Give the number of lines in the records below that include "role", and nothing more.

_Data shown_
☆ ☆ ☆
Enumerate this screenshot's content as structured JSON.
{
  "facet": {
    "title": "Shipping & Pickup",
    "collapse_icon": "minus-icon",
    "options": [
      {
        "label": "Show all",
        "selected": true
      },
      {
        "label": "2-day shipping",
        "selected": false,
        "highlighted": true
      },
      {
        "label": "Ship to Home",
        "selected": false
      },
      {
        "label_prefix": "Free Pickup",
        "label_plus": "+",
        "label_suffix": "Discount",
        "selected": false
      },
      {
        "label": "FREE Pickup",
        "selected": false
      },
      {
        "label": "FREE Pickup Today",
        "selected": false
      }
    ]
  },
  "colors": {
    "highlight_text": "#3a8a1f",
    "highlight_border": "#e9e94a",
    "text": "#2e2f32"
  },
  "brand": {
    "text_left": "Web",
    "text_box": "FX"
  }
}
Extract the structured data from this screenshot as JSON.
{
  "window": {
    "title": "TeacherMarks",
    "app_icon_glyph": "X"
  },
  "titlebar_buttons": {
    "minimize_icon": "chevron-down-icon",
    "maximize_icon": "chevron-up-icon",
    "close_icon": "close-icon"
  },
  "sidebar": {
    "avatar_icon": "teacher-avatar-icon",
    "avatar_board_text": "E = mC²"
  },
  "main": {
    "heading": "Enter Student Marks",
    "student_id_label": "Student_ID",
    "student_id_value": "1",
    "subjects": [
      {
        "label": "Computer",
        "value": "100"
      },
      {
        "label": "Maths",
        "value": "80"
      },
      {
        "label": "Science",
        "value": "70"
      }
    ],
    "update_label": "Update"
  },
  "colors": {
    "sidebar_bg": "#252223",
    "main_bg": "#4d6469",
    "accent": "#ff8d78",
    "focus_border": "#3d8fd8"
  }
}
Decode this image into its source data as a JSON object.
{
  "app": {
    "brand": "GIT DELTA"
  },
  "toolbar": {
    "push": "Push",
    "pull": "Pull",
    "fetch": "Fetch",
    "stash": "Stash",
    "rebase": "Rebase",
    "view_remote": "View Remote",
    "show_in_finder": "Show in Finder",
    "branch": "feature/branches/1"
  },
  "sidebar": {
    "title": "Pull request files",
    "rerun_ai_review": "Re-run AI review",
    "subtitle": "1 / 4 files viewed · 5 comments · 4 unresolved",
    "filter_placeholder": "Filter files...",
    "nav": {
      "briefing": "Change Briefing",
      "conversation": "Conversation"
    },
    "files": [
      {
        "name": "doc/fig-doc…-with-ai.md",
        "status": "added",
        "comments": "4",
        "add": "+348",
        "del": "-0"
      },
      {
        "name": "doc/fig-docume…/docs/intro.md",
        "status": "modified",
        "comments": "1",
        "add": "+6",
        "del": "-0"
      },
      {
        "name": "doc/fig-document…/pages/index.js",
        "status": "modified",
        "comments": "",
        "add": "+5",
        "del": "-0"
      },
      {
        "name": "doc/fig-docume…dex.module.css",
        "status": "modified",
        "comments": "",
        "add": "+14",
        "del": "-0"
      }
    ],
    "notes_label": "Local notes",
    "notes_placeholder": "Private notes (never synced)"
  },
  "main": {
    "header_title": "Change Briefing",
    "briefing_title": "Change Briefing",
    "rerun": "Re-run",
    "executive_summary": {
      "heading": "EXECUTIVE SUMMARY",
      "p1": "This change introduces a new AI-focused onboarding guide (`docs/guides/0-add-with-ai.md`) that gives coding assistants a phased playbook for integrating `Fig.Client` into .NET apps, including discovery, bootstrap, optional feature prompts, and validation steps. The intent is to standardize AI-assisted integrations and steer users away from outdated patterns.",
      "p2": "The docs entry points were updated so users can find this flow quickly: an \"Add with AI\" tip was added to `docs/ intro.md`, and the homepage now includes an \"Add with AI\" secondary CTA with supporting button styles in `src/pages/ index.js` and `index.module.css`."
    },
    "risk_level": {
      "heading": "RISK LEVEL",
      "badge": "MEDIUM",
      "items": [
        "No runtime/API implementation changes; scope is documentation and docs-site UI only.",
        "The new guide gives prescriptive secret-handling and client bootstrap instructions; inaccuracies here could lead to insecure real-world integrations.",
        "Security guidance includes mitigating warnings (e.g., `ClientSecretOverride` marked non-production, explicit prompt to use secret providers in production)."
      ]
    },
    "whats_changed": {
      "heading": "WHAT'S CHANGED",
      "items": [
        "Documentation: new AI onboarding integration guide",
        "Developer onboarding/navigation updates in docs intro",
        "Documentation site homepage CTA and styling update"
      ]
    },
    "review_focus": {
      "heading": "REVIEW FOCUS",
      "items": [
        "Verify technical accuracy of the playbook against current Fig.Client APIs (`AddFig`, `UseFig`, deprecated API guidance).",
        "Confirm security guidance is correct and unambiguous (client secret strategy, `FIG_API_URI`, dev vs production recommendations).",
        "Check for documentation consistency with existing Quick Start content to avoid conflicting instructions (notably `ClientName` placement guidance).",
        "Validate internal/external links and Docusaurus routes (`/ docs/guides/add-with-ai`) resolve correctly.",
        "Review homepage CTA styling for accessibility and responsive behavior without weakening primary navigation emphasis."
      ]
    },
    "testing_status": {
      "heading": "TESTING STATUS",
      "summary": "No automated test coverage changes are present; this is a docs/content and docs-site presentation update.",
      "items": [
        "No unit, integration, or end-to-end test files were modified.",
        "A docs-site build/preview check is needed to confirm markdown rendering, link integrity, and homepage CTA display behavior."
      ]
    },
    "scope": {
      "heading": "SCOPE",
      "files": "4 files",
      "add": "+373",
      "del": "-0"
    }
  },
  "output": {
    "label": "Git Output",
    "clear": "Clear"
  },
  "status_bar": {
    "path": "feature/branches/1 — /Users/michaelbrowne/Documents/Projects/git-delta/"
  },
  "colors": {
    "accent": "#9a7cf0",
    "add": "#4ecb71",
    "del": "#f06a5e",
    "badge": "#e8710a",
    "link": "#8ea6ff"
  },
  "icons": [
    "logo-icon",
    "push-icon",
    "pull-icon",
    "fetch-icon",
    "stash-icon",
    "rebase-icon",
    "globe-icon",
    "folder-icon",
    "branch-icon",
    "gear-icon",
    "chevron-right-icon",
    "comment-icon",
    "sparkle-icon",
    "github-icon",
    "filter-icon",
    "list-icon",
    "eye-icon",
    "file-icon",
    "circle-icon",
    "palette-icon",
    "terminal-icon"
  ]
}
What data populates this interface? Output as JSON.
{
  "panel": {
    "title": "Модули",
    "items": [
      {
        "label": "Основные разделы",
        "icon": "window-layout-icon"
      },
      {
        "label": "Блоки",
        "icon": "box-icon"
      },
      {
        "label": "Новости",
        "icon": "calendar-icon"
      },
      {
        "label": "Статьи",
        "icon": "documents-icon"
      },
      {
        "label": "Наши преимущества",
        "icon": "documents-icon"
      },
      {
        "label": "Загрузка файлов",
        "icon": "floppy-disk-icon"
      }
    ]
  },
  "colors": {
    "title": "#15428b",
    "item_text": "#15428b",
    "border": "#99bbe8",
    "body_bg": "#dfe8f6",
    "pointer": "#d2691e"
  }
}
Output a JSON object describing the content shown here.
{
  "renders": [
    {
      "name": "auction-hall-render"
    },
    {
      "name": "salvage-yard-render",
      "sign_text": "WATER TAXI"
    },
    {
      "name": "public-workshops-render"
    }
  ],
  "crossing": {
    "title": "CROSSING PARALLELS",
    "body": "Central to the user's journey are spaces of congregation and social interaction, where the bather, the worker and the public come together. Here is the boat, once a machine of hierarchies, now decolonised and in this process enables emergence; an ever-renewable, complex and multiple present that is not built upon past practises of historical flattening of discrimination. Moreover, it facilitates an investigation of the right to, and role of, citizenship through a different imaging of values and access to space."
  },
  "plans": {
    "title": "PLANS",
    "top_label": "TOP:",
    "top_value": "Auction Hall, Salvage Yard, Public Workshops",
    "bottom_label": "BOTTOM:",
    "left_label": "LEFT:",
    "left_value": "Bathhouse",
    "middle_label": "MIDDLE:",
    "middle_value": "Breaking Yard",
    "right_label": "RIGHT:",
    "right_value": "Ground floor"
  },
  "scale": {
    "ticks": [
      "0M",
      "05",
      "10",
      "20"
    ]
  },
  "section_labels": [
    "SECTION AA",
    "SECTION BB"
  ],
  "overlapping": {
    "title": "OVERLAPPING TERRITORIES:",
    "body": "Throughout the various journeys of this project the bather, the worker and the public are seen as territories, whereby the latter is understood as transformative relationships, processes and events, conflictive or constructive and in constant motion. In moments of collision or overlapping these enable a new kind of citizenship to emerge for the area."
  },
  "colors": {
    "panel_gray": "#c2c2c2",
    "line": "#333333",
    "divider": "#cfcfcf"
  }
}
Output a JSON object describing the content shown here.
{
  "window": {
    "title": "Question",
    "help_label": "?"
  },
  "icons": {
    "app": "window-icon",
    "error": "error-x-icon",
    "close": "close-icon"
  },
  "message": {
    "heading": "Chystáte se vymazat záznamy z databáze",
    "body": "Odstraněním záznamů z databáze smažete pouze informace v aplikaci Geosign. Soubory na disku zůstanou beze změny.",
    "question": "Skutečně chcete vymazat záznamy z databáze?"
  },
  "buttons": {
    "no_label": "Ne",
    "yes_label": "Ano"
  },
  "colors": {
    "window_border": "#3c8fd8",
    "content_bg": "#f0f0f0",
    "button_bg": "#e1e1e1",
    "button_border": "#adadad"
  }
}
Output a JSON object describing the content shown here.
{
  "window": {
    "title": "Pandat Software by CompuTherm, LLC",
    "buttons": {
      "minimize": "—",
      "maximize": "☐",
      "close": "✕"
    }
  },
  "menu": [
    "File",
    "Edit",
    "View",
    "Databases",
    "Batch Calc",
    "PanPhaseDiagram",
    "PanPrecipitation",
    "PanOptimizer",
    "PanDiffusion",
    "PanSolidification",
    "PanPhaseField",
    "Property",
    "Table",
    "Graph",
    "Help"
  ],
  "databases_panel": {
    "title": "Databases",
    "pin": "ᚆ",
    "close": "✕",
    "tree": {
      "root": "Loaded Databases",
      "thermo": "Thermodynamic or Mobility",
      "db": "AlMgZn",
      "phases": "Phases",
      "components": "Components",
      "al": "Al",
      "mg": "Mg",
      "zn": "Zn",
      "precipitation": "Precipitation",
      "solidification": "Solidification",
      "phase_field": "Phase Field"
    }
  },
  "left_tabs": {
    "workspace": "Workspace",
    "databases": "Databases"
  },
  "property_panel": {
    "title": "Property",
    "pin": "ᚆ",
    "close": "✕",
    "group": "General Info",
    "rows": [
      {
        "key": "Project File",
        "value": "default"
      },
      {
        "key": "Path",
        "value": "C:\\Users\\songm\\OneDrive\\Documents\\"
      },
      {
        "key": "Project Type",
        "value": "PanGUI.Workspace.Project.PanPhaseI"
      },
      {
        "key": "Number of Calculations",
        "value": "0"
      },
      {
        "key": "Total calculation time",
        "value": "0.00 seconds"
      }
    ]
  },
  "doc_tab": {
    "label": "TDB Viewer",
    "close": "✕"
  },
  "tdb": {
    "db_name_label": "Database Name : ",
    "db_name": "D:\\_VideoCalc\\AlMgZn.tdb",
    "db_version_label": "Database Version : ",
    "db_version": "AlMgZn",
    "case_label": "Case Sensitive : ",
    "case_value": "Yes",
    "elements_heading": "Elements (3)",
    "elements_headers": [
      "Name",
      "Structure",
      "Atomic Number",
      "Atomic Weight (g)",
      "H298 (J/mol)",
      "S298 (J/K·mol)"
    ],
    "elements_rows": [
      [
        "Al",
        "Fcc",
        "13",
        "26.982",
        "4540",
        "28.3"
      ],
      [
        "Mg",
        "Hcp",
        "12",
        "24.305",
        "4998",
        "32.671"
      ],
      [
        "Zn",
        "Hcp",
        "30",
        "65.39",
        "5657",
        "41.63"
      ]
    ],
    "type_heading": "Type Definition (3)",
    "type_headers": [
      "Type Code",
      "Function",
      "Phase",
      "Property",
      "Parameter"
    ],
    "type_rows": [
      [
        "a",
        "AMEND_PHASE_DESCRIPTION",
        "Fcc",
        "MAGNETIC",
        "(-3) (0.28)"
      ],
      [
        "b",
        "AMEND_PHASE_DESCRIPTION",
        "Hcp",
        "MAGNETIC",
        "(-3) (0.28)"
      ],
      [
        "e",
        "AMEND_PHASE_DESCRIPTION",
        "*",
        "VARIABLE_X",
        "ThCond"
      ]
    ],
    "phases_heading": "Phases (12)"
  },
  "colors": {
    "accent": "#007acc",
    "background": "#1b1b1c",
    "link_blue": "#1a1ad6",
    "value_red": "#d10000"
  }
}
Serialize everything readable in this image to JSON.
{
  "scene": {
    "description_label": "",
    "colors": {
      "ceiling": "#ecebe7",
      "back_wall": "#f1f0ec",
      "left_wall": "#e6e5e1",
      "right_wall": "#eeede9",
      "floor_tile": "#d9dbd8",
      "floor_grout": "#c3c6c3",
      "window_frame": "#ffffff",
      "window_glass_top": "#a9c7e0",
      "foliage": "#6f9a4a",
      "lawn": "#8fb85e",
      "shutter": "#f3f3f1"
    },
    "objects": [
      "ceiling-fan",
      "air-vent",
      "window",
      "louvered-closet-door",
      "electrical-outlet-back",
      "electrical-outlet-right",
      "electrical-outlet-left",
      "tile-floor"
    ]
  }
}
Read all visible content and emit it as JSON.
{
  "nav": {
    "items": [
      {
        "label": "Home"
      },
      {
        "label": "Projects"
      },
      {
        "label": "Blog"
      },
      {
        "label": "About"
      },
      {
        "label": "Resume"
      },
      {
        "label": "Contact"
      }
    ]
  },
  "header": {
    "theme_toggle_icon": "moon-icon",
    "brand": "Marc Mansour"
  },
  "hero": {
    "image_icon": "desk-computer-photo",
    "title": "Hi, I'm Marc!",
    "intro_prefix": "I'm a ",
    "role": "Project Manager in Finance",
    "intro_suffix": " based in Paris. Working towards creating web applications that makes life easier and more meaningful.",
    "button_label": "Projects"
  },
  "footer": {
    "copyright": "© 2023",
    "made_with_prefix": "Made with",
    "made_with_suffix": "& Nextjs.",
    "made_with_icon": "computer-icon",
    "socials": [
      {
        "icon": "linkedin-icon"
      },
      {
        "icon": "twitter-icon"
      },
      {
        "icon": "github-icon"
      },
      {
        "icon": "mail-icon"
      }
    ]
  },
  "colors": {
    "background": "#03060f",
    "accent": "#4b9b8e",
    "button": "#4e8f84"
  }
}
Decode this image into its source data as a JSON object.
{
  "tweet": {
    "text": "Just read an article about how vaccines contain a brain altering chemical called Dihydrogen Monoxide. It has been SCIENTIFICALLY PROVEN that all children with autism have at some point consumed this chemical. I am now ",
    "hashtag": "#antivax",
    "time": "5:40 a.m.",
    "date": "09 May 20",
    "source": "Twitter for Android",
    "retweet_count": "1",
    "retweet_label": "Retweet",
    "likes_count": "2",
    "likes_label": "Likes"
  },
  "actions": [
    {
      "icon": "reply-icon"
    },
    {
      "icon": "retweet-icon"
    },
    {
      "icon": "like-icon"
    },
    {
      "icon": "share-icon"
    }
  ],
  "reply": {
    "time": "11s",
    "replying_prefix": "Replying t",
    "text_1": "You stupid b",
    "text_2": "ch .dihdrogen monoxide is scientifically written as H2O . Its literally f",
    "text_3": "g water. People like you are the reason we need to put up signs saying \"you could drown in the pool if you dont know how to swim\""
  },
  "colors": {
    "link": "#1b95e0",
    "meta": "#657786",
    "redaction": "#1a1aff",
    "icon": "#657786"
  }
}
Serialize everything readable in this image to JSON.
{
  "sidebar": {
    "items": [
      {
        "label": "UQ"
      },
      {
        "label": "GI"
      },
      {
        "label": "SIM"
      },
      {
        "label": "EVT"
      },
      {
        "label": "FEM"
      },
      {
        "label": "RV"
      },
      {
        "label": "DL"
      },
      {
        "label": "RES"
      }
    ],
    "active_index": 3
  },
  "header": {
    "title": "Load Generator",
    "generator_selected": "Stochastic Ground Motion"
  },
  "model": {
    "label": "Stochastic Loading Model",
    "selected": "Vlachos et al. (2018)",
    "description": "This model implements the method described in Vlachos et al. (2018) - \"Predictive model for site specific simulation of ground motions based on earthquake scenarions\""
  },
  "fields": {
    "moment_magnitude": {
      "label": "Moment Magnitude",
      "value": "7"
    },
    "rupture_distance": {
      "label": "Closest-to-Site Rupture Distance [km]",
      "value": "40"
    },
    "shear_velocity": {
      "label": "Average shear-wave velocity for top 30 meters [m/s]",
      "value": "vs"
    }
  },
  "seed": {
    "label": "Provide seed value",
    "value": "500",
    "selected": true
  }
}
☆ ☆ ☆
_Answer_
2